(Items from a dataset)
======

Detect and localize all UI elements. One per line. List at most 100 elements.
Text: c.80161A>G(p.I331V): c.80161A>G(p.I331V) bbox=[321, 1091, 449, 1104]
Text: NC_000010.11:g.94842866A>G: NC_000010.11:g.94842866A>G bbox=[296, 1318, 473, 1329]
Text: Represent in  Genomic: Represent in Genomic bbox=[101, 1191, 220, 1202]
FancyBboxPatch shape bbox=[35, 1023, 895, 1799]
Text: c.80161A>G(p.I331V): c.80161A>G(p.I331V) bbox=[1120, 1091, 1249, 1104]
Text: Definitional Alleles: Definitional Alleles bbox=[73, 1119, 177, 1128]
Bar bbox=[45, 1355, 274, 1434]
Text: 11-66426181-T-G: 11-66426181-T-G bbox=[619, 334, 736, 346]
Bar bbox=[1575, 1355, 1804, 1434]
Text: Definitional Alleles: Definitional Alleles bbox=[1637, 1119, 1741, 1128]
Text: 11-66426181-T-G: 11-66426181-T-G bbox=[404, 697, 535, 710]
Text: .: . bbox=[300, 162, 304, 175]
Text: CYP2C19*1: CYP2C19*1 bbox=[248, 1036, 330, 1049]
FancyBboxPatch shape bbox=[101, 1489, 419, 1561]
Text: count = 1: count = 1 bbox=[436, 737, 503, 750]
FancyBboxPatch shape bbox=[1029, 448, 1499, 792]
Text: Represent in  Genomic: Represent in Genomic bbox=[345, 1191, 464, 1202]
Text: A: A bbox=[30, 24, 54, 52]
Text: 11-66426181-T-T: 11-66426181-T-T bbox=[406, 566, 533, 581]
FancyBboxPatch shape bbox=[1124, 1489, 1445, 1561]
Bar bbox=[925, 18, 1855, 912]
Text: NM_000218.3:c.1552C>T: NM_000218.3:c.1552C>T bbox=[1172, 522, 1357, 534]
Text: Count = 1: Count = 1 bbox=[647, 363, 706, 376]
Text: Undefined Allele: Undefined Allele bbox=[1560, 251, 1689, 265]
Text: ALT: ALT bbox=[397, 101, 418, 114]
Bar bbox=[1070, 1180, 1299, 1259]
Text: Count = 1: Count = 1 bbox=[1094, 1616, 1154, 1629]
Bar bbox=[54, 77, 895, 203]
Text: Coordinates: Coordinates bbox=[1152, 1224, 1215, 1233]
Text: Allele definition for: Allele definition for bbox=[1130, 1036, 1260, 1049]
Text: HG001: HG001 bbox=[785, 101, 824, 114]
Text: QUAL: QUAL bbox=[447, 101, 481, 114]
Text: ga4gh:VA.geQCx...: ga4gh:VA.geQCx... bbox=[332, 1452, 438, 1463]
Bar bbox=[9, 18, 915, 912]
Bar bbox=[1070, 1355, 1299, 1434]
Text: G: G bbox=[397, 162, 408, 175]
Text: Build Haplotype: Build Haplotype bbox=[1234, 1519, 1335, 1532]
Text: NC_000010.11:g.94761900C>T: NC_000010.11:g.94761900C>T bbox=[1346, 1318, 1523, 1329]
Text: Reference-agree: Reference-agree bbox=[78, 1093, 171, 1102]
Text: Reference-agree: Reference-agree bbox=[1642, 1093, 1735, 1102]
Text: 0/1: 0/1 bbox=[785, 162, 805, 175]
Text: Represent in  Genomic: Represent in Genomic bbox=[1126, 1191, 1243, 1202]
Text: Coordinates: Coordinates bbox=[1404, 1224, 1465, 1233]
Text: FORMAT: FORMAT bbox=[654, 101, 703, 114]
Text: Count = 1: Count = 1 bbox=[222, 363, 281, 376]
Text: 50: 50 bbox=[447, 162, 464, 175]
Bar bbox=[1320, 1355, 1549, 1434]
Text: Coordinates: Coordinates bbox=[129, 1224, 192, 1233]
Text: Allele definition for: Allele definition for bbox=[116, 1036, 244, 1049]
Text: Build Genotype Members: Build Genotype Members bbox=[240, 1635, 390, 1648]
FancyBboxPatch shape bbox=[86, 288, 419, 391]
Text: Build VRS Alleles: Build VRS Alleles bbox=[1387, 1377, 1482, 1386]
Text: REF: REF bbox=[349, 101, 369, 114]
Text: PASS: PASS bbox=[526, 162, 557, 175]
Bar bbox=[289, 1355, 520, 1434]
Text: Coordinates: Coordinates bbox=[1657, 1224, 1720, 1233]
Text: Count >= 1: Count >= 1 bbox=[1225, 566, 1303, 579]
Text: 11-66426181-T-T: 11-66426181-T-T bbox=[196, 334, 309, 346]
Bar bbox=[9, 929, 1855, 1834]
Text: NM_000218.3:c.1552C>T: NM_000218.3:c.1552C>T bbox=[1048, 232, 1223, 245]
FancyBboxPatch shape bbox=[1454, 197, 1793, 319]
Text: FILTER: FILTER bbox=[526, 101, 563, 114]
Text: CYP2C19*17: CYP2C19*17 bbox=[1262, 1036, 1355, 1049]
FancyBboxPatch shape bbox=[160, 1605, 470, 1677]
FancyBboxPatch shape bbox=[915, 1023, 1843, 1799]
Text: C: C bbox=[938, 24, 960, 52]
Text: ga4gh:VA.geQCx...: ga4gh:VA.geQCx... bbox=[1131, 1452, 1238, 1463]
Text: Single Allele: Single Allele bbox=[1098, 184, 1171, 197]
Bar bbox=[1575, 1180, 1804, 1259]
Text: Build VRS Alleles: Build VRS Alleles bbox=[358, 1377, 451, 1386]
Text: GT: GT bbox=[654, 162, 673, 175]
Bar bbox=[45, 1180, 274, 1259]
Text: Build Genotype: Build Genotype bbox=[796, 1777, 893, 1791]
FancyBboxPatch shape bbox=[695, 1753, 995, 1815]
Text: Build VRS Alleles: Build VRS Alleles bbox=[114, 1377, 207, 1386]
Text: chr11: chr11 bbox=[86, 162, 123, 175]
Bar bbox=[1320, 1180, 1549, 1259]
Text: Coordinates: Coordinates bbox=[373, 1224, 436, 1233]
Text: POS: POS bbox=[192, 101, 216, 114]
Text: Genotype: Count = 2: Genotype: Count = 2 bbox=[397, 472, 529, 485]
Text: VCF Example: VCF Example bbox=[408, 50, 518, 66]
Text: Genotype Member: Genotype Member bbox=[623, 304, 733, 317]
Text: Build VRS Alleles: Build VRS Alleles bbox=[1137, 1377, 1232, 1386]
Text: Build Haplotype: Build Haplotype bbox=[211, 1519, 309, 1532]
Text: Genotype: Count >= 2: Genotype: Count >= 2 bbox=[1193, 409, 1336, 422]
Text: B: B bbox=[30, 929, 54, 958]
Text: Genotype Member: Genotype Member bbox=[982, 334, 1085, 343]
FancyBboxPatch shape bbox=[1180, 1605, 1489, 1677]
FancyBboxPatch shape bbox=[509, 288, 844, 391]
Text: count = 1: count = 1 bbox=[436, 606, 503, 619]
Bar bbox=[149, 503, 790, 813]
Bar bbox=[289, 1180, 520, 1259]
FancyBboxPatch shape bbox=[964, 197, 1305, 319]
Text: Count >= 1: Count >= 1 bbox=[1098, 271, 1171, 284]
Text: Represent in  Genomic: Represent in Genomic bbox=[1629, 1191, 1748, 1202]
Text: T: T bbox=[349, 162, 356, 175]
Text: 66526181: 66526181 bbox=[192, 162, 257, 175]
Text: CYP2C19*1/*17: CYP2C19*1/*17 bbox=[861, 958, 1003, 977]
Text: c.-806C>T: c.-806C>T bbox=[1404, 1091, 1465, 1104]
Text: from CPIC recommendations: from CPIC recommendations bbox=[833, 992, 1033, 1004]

======

Brief:
Give back every entry exactly, with nothing left out.

The completed task:
Detect and localize all UI elements. One per line. List at most 100 elements.
Text: c.80161A>G(p.I331V): c.80161A>G(p.I331V) bbox=[321, 1091, 449, 1104]
Text: NC_000010.11:g.94842866A>G: NC_000010.11:g.94842866A>G bbox=[296, 1318, 473, 1329]
Text: Represent in  Genomic: Represent in Genomic bbox=[101, 1191, 220, 1202]
FancyBboxPatch shape bbox=[35, 1023, 895, 1799]
Text: c.80161A>G(p.I331V): c.80161A>G(p.I331V) bbox=[1120, 1091, 1249, 1104]
Text: Definitional Alleles: Definitional Alleles bbox=[73, 1119, 177, 1128]
Bar bbox=[45, 1355, 274, 1434]
Text: 11-66426181-T-G: 11-66426181-T-G bbox=[619, 334, 736, 346]
Bar bbox=[1575, 1355, 1804, 1434]
Text: Definitional Alleles: Definitional Alleles bbox=[1637, 1119, 1741, 1128]
Text: 11-66426181-T-G: 11-66426181-T-G bbox=[404, 697, 535, 710]
Text: .: . bbox=[300, 162, 304, 175]
Text: CYP2C19*1: CYP2C19*1 bbox=[248, 1036, 330, 1049]
FancyBboxPatch shape bbox=[101, 1489, 419, 1561]
Text: count = 1: count = 1 bbox=[436, 737, 503, 750]
FancyBboxPatch shape bbox=[1029, 448, 1499, 792]
Text: Represent in  Genomic: Represent in Genomic bbox=[345, 1191, 464, 1202]
Text: A: A bbox=[30, 24, 54, 52]
Text: 11-66426181-T-T: 11-66426181-T-T bbox=[406, 566, 533, 581]
FancyBboxPatch shape bbox=[1124, 1489, 1445, 1561]
Bar bbox=[925, 18, 1855, 912]
Text: NM_000218.3:c.1552C>T: NM_000218.3:c.1552C>T bbox=[1172, 522, 1357, 534]
Text: Count = 1: Count = 1 bbox=[647, 363, 706, 376]
Text: Undefined Allele: Undefined Allele bbox=[1560, 251, 1689, 265]
Text: ALT: ALT bbox=[397, 101, 418, 114]
Bar bbox=[1070, 1180, 1299, 1259]
Text: Count = 1: Count = 1 bbox=[1094, 1616, 1154, 1629]
Bar bbox=[54, 77, 895, 203]
Text: Coordinates: Coordinates bbox=[1152, 1224, 1215, 1233]
Text: Allele definition for: Allele definition for bbox=[1130, 1036, 1260, 1049]
Text: HG001: HG001 bbox=[785, 101, 824, 114]
Text: QUAL: QUAL bbox=[447, 101, 481, 114]
Text: ga4gh:VA.geQCx...: ga4gh:VA.geQCx... bbox=[332, 1452, 438, 1463]
Bar bbox=[9, 18, 915, 912]
Bar bbox=[1070, 1355, 1299, 1434]
Text: G: G bbox=[397, 162, 408, 175]
Text: Build Haplotype: Build Haplotype bbox=[1234, 1519, 1335, 1532]
Text: NC_000010.11:g.94761900C>T: NC_000010.11:g.94761900C>T bbox=[1346, 1318, 1523, 1329]
Text: Reference-agree: Reference-agree bbox=[78, 1093, 171, 1102]
Text: Reference-agree: Reference-agree bbox=[1642, 1093, 1735, 1102]
Text: 0/1: 0/1 bbox=[785, 162, 805, 175]
Text: Represent in  Genomic: Represent in Genomic bbox=[1126, 1191, 1243, 1202]
Text: Coordinates: Coordinates bbox=[1404, 1224, 1465, 1233]
Text: FORMAT: FORMAT bbox=[654, 101, 703, 114]
Text: Count = 1: Count = 1 bbox=[222, 363, 281, 376]
Text: 50: 50 bbox=[447, 162, 464, 175]
Bar bbox=[1320, 1355, 1549, 1434]
Text: Coordinates: Coordinates bbox=[129, 1224, 192, 1233]
Text: Allele definition for: Allele definition for bbox=[116, 1036, 244, 1049]
Text: Build Genotype Members: Build Genotype Members bbox=[240, 1635, 390, 1648]
FancyBboxPatch shape bbox=[86, 288, 419, 391]
Text: Build VRS Alleles: Build VRS Alleles bbox=[1387, 1377, 1482, 1386]
Text: REF: REF bbox=[349, 101, 369, 114]
Text: PASS: PASS bbox=[526, 162, 557, 175]
Bar bbox=[289, 1355, 520, 1434]
Text: Coordinates: Coordinates bbox=[1657, 1224, 1720, 1233]
Text: Count >= 1: Count >= 1 bbox=[1225, 566, 1303, 579]
Text: 11-66426181-T-T: 11-66426181-T-T bbox=[196, 334, 309, 346]
Bar bbox=[9, 929, 1855, 1834]
Text: NM_000218.3:c.1552C>T: NM_000218.3:c.1552C>T bbox=[1048, 232, 1223, 245]
FancyBboxPatch shape bbox=[1454, 197, 1793, 319]
Text: FILTER: FILTER bbox=[526, 101, 563, 114]
Text: CYP2C19*17: CYP2C19*17 bbox=[1262, 1036, 1355, 1049]
FancyBboxPatch shape bbox=[160, 1605, 470, 1677]
FancyBboxPatch shape bbox=[915, 1023, 1843, 1799]
Text: C: C bbox=[938, 24, 960, 52]
Text: ga4gh:VA.geQCx...: ga4gh:VA.geQCx... bbox=[1131, 1452, 1238, 1463]
Text: Single Allele: Single Allele bbox=[1098, 184, 1171, 197]
Bar bbox=[1575, 1180, 1804, 1259]
Text: Build VRS Alleles: Build VRS Alleles bbox=[358, 1377, 451, 1386]
Text: GT: GT bbox=[654, 162, 673, 175]
Bar bbox=[45, 1180, 274, 1259]
Text: Build Genotype: Build Genotype bbox=[796, 1777, 893, 1791]
FancyBboxPatch shape bbox=[695, 1753, 995, 1815]
Text: Build VRS Alleles: Build VRS Alleles bbox=[114, 1377, 207, 1386]
Text: chr11: chr11 bbox=[86, 162, 123, 175]
Bar bbox=[1320, 1180, 1549, 1259]
Text: Coordinates: Coordinates bbox=[373, 1224, 436, 1233]
Text: POS: POS bbox=[192, 101, 216, 114]
Text: Genotype: Count = 2: Genotype: Count = 2 bbox=[397, 472, 529, 485]
Text: VCF Example: VCF Example bbox=[408, 50, 518, 66]
Text: Genotype Member: Genotype Member bbox=[623, 304, 733, 317]
Text: Build VRS Alleles: Build VRS Alleles bbox=[1137, 1377, 1232, 1386]
Text: Build Haplotype: Build Haplotype bbox=[211, 1519, 309, 1532]
Text: Genotype: Count >= 2: Genotype: Count >= 2 bbox=[1193, 409, 1336, 422]
Text: B: B bbox=[30, 929, 54, 958]
Text: Genotype Member: Genotype Member bbox=[982, 334, 1085, 343]
FancyBboxPatch shape bbox=[1180, 1605, 1489, 1677]
FancyBboxPatch shape bbox=[509, 288, 844, 391]
Text: count = 1: count = 1 bbox=[436, 606, 503, 619]
Bar bbox=[149, 503, 790, 813]
Bar bbox=[289, 1180, 520, 1259]
FancyBboxPatch shape bbox=[964, 197, 1305, 319]
Text: Count >= 1: Count >= 1 bbox=[1098, 271, 1171, 284]
Text: Represent in  Genomic: Represent in Genomic bbox=[1629, 1191, 1748, 1202]
Text: T: T bbox=[349, 162, 356, 175]
Text: 66526181: 66526181 bbox=[192, 162, 257, 175]
Text: CYP2C19*1/*17: CYP2C19*1/*17 bbox=[861, 958, 1003, 977]
Text: c.-806C>T: c.-806C>T bbox=[1404, 1091, 1465, 1104]
Text: from CPIC recommendations: from CPIC recommendations bbox=[833, 992, 1033, 1004]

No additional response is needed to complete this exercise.